=== RECORD SET ===
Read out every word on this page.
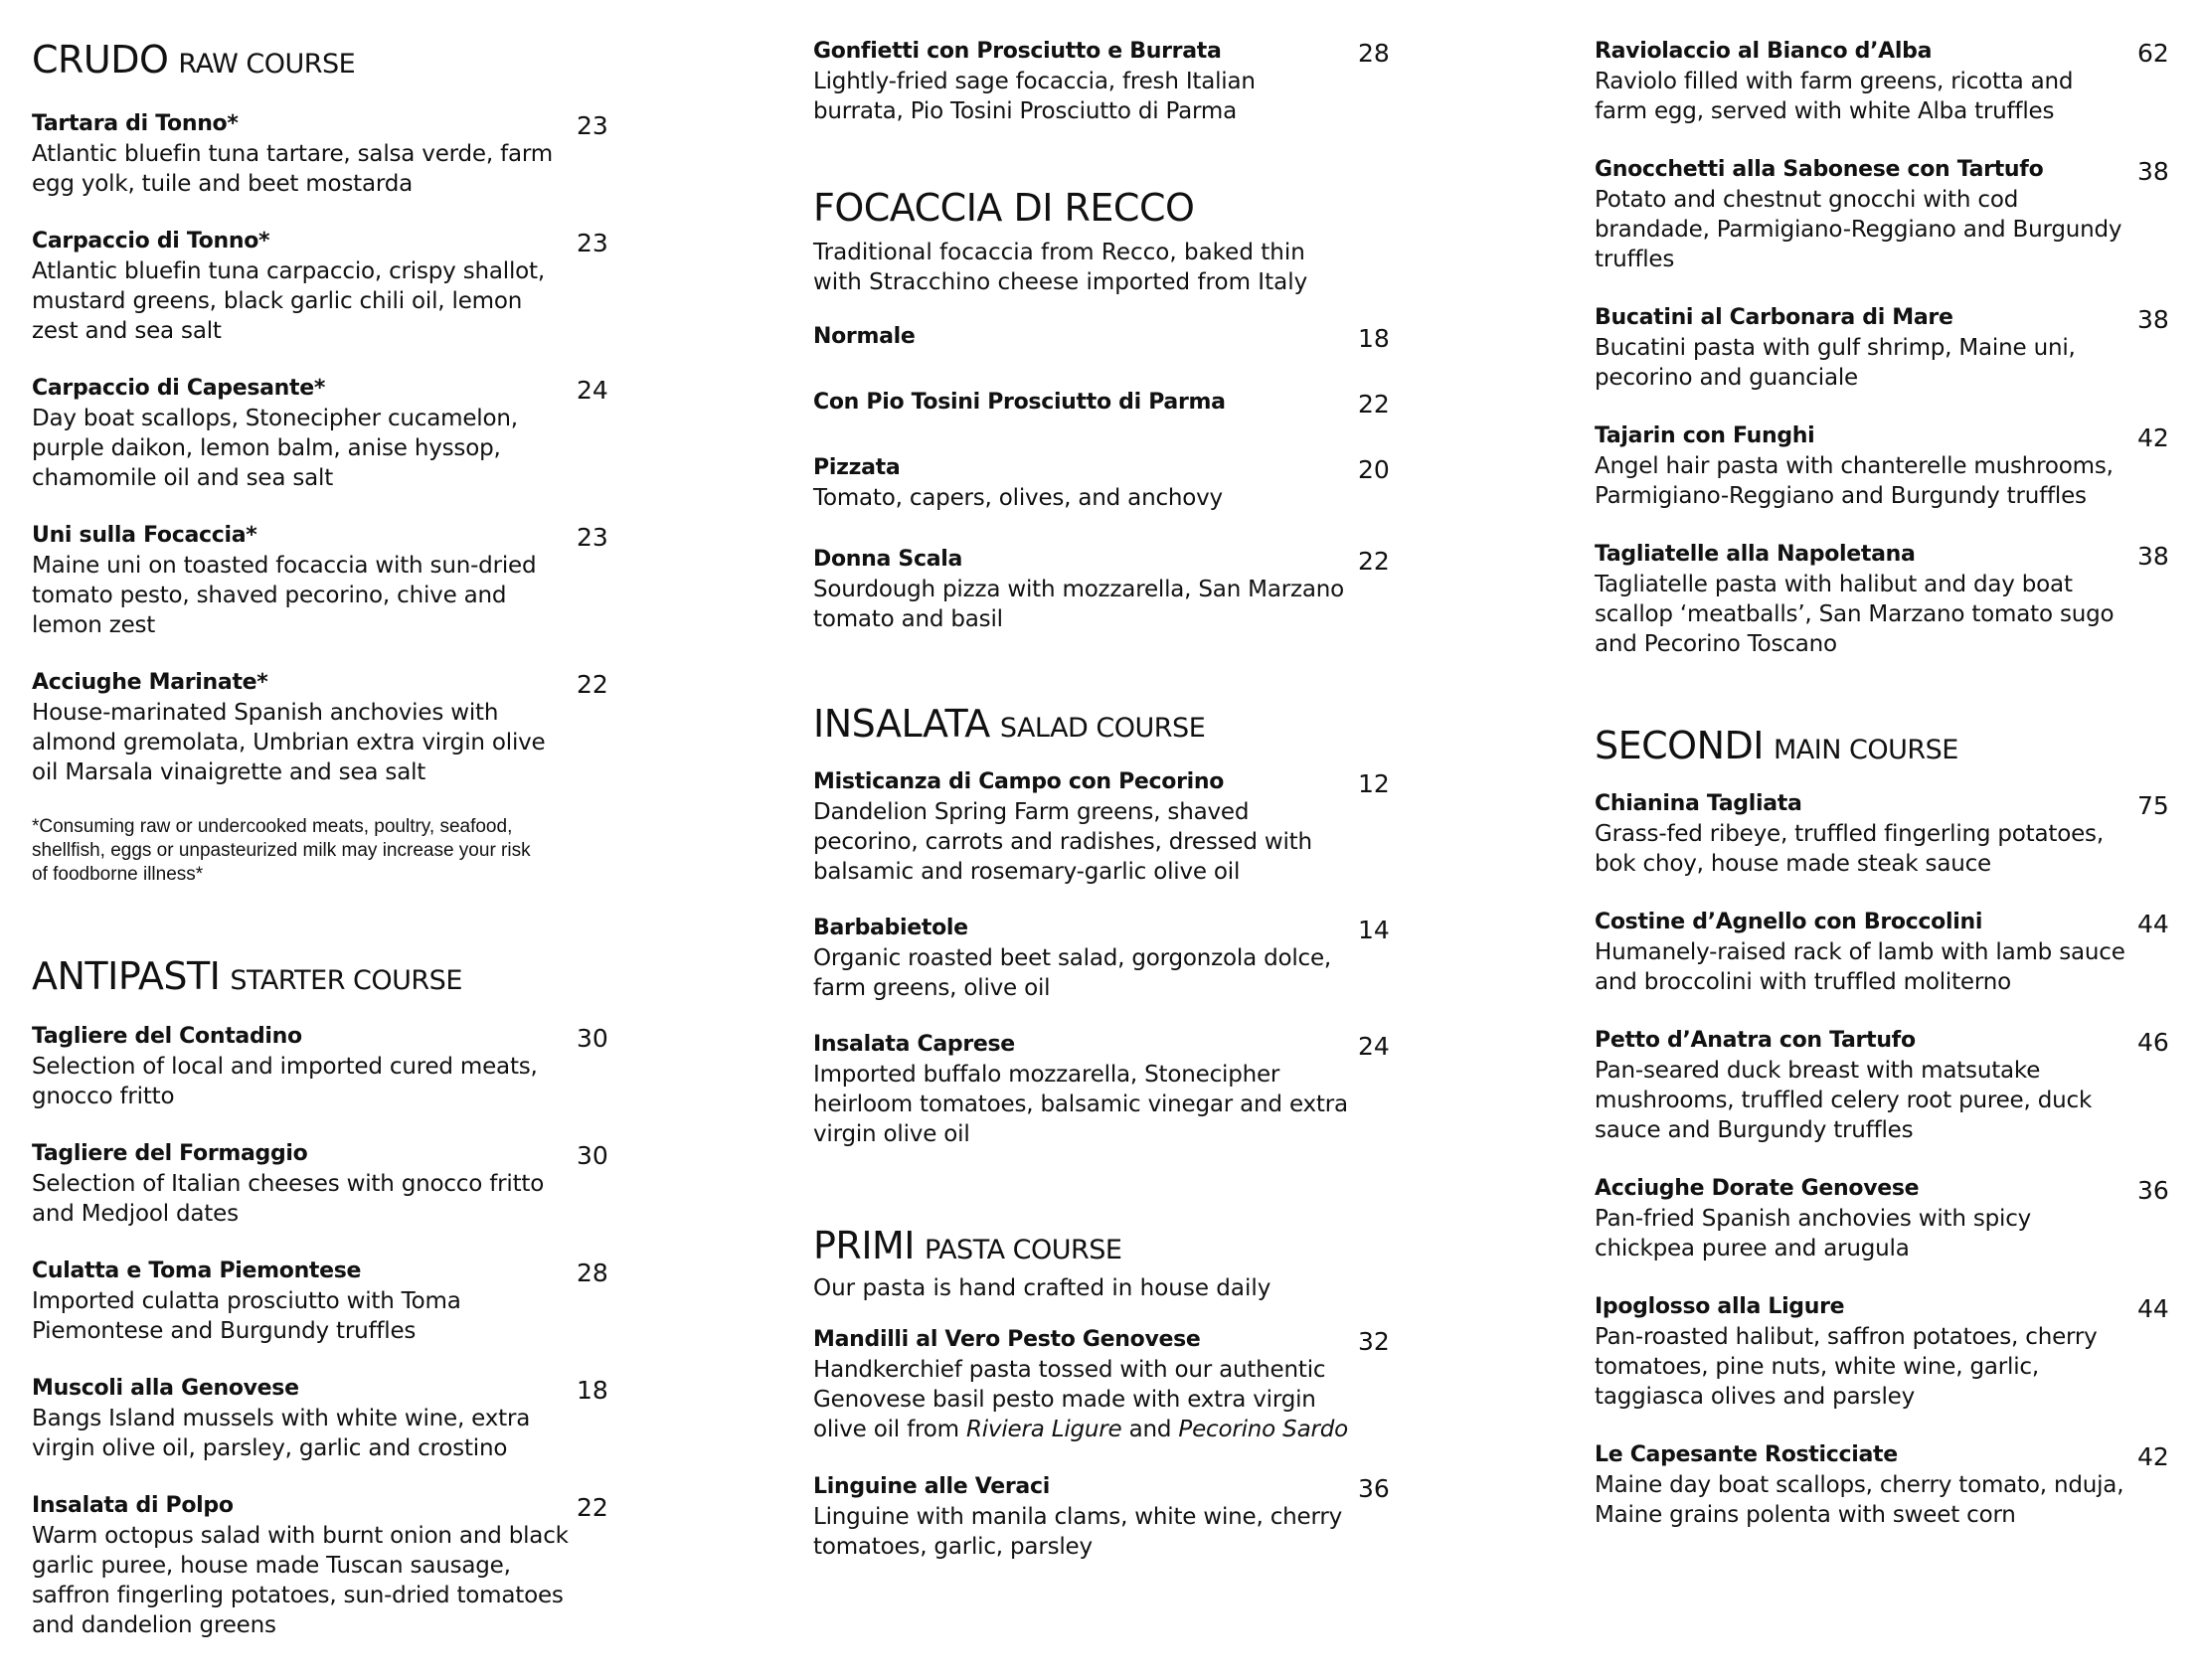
CRUDO RAW COURSE
Tartara di Tonno*
Atlantic bluefin tuna tartare, salsa verde, farm egg yolk, tuile and beet mostarda
23
Carpaccio di Tonno*
Atlantic bluefin tuna carpaccio, crispy shallot, mustard greens, black garlic chili oil, lemon zest and sea salt
23
Carpaccio di Capesante*
Day boat scallops, Stonecipher cucamelon, purple daikon, lemon balm, anise hyssop, chamomile oil and sea salt
24
Uni sulla Focaccia*
Maine uni on toasted focaccia with sun-dried tomato pesto, shaved pecorino, chive and lemon zest
23
Acciughe Marinate*
House-marinated Spanish anchovies with almond gremolata, Umbrian extra virgin olive oil Marsala vinaigrette and sea salt
22

*Consuming raw or undercooked meats, poultry, seafood, shellfish, eggs or unpasteurized milk may increase your risk of foodborne illness*

ANTIPASTI STARTER COURSE
Tagliere del Contadino
Selection of local and imported cured meats, gnocco fritto
30
Tagliere del Formaggio
Selection of Italian cheeses with gnocco fritto and Medjool dates
30
Culatta e Toma Piemontese
Imported culatta prosciutto with Toma Piemontese and Burgundy truffles
28
Muscoli alla Genovese
Bangs Island mussels with white wine, extra virgin olive oil, parsley, garlic and crostino
18
Insalata di Polpo
Warm octopus salad with burnt onion and black garlic puree, house made Tuscan sausage, saffron fingerling potatoes, sun-dried tomatoes and dandelion greens
22
Gonfietti con Prosciutto e Burrata
Lightly-fried sage focaccia, fresh Italian burrata, Pio Tosini Prosciutto di Parma
28
FOCACCIA DI RECCO

Traditional focaccia from Recco, baked thin with Stracchino cheese imported from Italy

Normale	18
Con Pio Tosini Prosciutto di Parma	22
Pizzata
Tomato, capers, olives, and anchovy
20
Donna Scala
Sourdough pizza with mozzarella, San Marzano tomato and basil
22
INSALATA SALAD COURSE
Misticanza di Campo con Pecorino
Dandelion Spring Farm greens, shaved pecorino, carrots and radishes, dressed with balsamic and rosemary-garlic olive oil
12
Barbabietole
Organic roasted beet salad, gorgonzola dolce, farm greens, olive oil
14
Insalata Caprese
Imported buffalo mozzarella, Stonecipher heirloom tomatoes, balsamic vinegar and extra virgin olive oil
24
PRIMI PASTA COURSE

Our pasta is hand crafted in house daily

Mandilli al Vero Pesto Genovese
Handkerchief pasta tossed with our authentic Genovese basil pesto made with extra virgin olive oil from Riviera Ligure and Pecorino Sardo
32
Linguine alle Veraci
Linguine with manila clams, white wine, cherry tomatoes, garlic, parsley
36
Raviolaccio al Bianco d’Alba
Raviolo filled with farm greens, ricotta and farm egg, served with white Alba truffles
62
Gnocchetti alla Sabonese con Tartufo
Potato and chestnut gnocchi with cod brandade, Parmigiano-Reggiano and Burgundy truffles
38
Bucatini al Carbonara di Mare
Bucatini pasta with gulf shrimp, Maine uni, pecorino and guanciale
38
Tajarin con Funghi
Angel hair pasta with chanterelle mushrooms, Parmigiano-Reggiano and Burgundy truffles
42
Tagliatelle alla Napoletana
Tagliatelle pasta with halibut and day boat scallop ‘meatballs’, San Marzano tomato sugo and Pecorino Toscano
38
SECONDI MAIN COURSE
Chianina Tagliata
Grass-fed ribeye, truffled fingerling potatoes, bok choy, house made steak sauce
75
Costine d’Agnello con Broccolini
Humanely-raised rack of lamb with lamb sauce and broccolini with truffled moliterno
44
Petto d’Anatra con Tartufo
Pan-seared duck breast with matsutake mushrooms, truffled celery root puree, duck sauce and Burgundy truffles
46
Acciughe Dorate Genovese
Pan-fried Spanish anchovies with spicy chickpea puree and arugula
36
Ipoglosso alla Ligure
Pan-roasted halibut, saffron potatoes, cherry tomatoes, pine nuts, white wine, garlic, taggiasca olives and parsley
44
Le Capesante Rosticciate
Maine day boat scallops, cherry tomato, nduja, Maine grains polenta with sweet corn
42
===
AIM OF THE TASK>
Each entry should be repeated exactly as it appears; the pictures stay out.

CORRECT OUTPUT>
Read out every word on this page.
CRUDO RAW COURSE
Tartara di Tonno*
Atlantic bluefin tuna tartare, salsa verde, farm egg yolk, tuile and beet mostarda
23
Carpaccio di Tonno*
Atlantic bluefin tuna carpaccio, crispy shallot, mustard greens, black garlic chili oil, lemon zest and sea salt
23
Carpaccio di Capesante*
Day boat scallops, Stonecipher cucamelon, purple daikon, lemon balm, anise hyssop, chamomile oil and sea salt
24
Uni sulla Focaccia*
Maine uni on toasted focaccia with sun-dried tomato pesto, shaved pecorino, chive and lemon zest
23
Acciughe Marinate*
House-marinated Spanish anchovies with almond gremolata, Umbrian extra virgin olive oil Marsala vinaigrette and sea salt
22

*Consuming raw or undercooked meats, poultry, seafood, shellfish, eggs or unpasteurized milk may increase your risk of foodborne illness*

ANTIPASTI STARTER COURSE
Tagliere del Contadino
Selection of local and imported cured meats, gnocco fritto
30
Tagliere del Formaggio
Selection of Italian cheeses with gnocco fritto and Medjool dates
30
Culatta e Toma Piemontese
Imported culatta prosciutto with Toma Piemontese and Burgundy truffles
28
Muscoli alla Genovese
Bangs Island mussels with white wine, extra virgin olive oil, parsley, garlic and crostino
18
Insalata di Polpo
Warm octopus salad with burnt onion and black garlic puree, house made Tuscan sausage, saffron fingerling potatoes, sun-dried tomatoes and dandelion greens
22
Gonfietti con Prosciutto e Burrata
Lightly-fried sage focaccia, fresh Italian burrata, Pio Tosini Prosciutto di Parma
28
FOCACCIA DI RECCO

Traditional focaccia from Recco, baked thin with Stracchino cheese imported from Italy

Normale	18
Con Pio Tosini Prosciutto di Parma	22
Pizzata
Tomato, capers, olives, and anchovy
20
Donna Scala
Sourdough pizza with mozzarella, San Marzano tomato and basil
22
INSALATA SALAD COURSE
Misticanza di Campo con Pecorino
Dandelion Spring Farm greens, shaved pecorino, carrots and radishes, dressed with balsamic and rosemary-garlic olive oil
12
Barbabietole
Organic roasted beet salad, gorgonzola dolce, farm greens, olive oil
14
Insalata Caprese
Imported buffalo mozzarella, Stonecipher heirloom tomatoes, balsamic vinegar and extra virgin olive oil
24
PRIMI PASTA COURSE

Our pasta is hand crafted in house daily

Mandilli al Vero Pesto Genovese
Handkerchief pasta tossed with our authentic Genovese basil pesto made with extra virgin olive oil from Riviera Ligure and Pecorino Sardo
32
Linguine alle Veraci
Linguine with manila clams, white wine, cherry tomatoes, garlic, parsley
36
Raviolaccio al Bianco d’Alba
Raviolo filled with farm greens, ricotta and farm egg, served with white Alba truffles
62
Gnocchetti alla Sabonese con Tartufo
Potato and chestnut gnocchi with cod brandade, Parmigiano-Reggiano and Burgundy truffles
38
Bucatini al Carbonara di Mare
Bucatini pasta with gulf shrimp, Maine uni, pecorino and guanciale
38
Tajarin con Funghi
Angel hair pasta with chanterelle mushrooms, Parmigiano-Reggiano and Burgundy truffles
42
Tagliatelle alla Napoletana
Tagliatelle pasta with halibut and day boat scallop ‘meatballs’, San Marzano tomato sugo and Pecorino Toscano
38
SECONDI MAIN COURSE
Chianina Tagliata
Grass-fed ribeye, truffled fingerling potatoes, bok choy, house made steak sauce
75
Costine d’Agnello con Broccolini
Humanely-raised rack of lamb with lamb sauce and broccolini with truffled moliterno
44
Petto d’Anatra con Tartufo
Pan-seared duck breast with matsutake mushrooms, truffled celery root puree, duck sauce and Burgundy truffles
46
Acciughe Dorate Genovese
Pan-fried Spanish anchovies with spicy chickpea puree and arugula
36
Ipoglosso alla Ligure
Pan-roasted halibut, saffron potatoes, cherry tomatoes, pine nuts, white wine, garlic, taggiasca olives and parsley
44
Le Capesante Rosticciate
Maine day boat scallops, cherry tomato, nduja, Maine grains polenta with sweet corn
42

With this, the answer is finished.